◆ **WORK TO BE COMPLETED**:
Below are some records; return each one exactly.

START DATASET ENTRIES

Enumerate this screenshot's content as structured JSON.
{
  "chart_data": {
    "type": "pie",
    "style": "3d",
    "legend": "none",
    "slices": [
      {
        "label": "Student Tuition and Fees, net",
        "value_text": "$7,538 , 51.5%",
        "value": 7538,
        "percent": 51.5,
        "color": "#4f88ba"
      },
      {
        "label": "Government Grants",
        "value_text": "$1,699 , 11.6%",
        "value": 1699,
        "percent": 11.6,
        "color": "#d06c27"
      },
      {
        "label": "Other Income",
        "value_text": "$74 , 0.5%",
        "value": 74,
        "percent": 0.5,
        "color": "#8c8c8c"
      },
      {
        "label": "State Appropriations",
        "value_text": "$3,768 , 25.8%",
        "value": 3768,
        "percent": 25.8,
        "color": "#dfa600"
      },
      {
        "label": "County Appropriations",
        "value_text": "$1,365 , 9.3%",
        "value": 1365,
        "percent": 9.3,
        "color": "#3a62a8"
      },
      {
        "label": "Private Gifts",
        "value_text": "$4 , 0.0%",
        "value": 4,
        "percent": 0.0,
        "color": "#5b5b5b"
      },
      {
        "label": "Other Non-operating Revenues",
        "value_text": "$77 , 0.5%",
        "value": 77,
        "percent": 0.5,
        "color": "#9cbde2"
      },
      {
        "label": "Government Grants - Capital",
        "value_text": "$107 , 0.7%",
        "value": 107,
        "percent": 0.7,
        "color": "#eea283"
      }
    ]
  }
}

END DATASET ENTRIES

◆ **TASK SOLUTION**:
Enumerate this screenshot's content as structured JSON.
{
  "chart_data": {
    "type": "pie",
    "style": "3d",
    "legend": "none",
    "slices": [
      {
        "label": "Student Tuition and Fees, net",
        "value_text": "$7,538 , 51.5%",
        "value": 7538,
        "percent": 51.5,
        "color": "#4f88ba"
      },
      {
        "label": "Government Grants",
        "value_text": "$1,699 , 11.6%",
        "value": 1699,
        "percent": 11.6,
        "color": "#d06c27"
      },
      {
        "label": "Other Income",
        "value_text": "$74 , 0.5%",
        "value": 74,
        "percent": 0.5,
        "color": "#8c8c8c"
      },
      {
        "label": "State Appropriations",
        "value_text": "$3,768 , 25.8%",
        "value": 3768,
        "percent": 25.8,
        "color": "#dfa600"
      },
      {
        "label": "County Appropriations",
        "value_text": "$1,365 , 9.3%",
        "value": 1365,
        "percent": 9.3,
        "color": "#3a62a8"
      },
      {
        "label": "Private Gifts",
        "value_text": "$4 , 0.0%",
        "value": 4,
        "percent": 0.0,
        "color": "#5b5b5b"
      },
      {
        "label": "Other Non-operating Revenues",
        "value_text": "$77 , 0.5%",
        "value": 77,
        "percent": 0.5,
        "color": "#9cbde2"
      },
      {
        "label": "Government Grants - Capital",
        "value_text": "$107 , 0.7%",
        "value": 107,
        "percent": 0.7,
        "color": "#eea283"
      }
    ]
  }
}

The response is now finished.